### Task description
All lines featuring the string "JSON" are to be listed.

[Items listed in a dataset]
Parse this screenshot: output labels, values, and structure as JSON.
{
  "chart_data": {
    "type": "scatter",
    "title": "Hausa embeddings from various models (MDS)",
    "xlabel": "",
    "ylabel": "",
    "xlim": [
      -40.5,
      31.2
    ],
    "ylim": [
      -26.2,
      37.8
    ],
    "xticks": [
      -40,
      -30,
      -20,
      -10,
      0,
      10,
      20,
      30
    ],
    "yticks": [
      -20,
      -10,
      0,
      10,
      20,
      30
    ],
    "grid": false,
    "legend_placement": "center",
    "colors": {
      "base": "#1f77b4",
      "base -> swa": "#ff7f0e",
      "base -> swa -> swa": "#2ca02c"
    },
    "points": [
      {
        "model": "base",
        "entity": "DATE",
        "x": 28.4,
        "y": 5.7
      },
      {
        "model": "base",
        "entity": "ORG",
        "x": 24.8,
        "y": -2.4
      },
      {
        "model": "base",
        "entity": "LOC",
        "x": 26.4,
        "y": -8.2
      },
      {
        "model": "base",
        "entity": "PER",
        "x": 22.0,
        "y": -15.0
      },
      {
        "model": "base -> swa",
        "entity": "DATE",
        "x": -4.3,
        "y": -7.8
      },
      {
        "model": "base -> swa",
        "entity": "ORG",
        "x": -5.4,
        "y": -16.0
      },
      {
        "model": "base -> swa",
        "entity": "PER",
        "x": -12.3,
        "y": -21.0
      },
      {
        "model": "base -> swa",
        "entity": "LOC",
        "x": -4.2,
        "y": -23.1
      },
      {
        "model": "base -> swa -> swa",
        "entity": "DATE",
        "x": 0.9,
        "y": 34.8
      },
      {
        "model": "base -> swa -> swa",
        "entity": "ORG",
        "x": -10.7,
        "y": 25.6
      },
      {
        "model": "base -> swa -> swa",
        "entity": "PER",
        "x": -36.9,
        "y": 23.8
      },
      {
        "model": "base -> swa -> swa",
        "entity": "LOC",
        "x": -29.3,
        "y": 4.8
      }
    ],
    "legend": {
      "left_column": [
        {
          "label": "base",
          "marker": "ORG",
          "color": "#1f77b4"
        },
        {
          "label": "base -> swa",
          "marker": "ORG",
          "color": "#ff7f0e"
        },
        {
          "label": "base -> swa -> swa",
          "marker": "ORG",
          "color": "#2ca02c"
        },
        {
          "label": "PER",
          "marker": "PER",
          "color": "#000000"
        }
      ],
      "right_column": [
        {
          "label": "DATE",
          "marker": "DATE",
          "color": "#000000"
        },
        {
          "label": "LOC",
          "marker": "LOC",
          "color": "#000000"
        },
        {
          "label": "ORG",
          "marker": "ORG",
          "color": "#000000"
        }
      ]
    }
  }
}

* * *

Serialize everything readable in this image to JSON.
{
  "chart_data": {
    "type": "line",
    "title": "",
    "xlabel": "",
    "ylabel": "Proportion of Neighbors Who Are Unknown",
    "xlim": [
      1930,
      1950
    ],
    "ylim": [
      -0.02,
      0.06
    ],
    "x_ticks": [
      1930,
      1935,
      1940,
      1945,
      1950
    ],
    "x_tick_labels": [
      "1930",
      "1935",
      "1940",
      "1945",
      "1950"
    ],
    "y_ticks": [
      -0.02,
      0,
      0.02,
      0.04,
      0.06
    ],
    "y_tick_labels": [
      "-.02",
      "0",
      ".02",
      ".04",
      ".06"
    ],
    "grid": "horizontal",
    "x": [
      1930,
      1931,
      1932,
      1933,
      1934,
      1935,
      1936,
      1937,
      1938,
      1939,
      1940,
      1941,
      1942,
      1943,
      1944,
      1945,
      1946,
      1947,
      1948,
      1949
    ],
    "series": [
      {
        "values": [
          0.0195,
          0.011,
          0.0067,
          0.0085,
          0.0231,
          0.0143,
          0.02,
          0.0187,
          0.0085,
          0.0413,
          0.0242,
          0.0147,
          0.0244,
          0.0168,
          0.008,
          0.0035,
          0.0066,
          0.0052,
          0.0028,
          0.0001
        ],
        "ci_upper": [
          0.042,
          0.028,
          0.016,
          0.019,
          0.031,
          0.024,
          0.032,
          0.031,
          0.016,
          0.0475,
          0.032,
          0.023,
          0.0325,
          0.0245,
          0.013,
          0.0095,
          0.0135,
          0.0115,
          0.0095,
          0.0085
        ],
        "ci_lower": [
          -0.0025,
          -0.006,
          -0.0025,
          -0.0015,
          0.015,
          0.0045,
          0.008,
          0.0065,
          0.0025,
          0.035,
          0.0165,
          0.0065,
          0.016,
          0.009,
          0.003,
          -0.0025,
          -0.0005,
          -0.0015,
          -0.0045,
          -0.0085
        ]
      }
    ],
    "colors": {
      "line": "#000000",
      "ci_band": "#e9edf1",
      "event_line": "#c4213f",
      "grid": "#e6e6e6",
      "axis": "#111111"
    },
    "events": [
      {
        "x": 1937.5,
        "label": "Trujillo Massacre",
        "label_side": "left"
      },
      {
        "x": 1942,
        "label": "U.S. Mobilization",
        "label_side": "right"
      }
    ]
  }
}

### Response to this exercise
Parse this screenshot: output labels, values, and structure as JSON.
Serialize everything readable in this image to JSON.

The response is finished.